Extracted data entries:
# # # #

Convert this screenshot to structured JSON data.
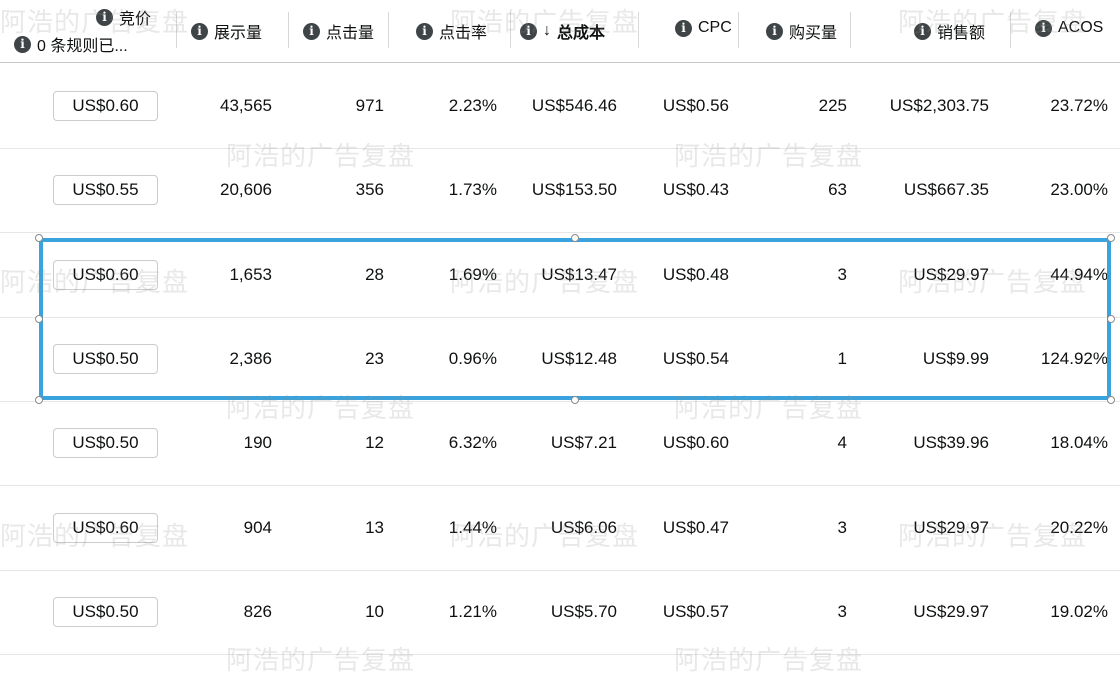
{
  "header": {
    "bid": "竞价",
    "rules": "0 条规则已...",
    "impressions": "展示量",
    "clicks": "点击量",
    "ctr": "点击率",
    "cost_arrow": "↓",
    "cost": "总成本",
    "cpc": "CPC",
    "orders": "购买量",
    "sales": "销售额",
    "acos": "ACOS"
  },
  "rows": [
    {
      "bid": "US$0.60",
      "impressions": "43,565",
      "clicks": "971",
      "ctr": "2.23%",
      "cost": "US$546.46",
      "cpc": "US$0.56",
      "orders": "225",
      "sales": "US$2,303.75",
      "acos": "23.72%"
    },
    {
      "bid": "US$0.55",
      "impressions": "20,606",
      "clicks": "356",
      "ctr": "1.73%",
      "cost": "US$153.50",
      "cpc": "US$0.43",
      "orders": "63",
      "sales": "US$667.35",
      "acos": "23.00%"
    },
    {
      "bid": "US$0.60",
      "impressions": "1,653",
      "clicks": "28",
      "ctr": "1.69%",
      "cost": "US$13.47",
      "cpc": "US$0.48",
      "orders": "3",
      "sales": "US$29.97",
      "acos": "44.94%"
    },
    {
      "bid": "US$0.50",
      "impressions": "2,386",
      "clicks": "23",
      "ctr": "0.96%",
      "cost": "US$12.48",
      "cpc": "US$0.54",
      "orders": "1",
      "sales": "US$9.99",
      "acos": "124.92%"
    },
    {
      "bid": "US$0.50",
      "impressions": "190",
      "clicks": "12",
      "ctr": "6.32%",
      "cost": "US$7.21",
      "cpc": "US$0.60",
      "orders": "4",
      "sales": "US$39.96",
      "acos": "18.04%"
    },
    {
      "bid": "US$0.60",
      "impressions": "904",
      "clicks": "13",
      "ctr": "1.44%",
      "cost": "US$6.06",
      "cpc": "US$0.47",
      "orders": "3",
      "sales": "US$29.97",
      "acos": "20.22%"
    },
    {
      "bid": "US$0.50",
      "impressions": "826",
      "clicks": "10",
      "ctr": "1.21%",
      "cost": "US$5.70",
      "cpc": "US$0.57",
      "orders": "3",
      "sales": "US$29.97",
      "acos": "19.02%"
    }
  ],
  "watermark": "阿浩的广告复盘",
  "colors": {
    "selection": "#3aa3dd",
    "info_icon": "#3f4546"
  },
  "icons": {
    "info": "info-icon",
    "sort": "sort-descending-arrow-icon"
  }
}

# # # #

Look above for lines with the word "sales" and copy them all.

    "sales": "销售额",
      "sales": "US$2,303.75",
      "sales": "US$667.35",
      "sales": "US$29.97",
      "sales": "US$9.99",
      "sales": "US$39.96",
      "sales": "US$29.97",
      "sales": "US$29.97",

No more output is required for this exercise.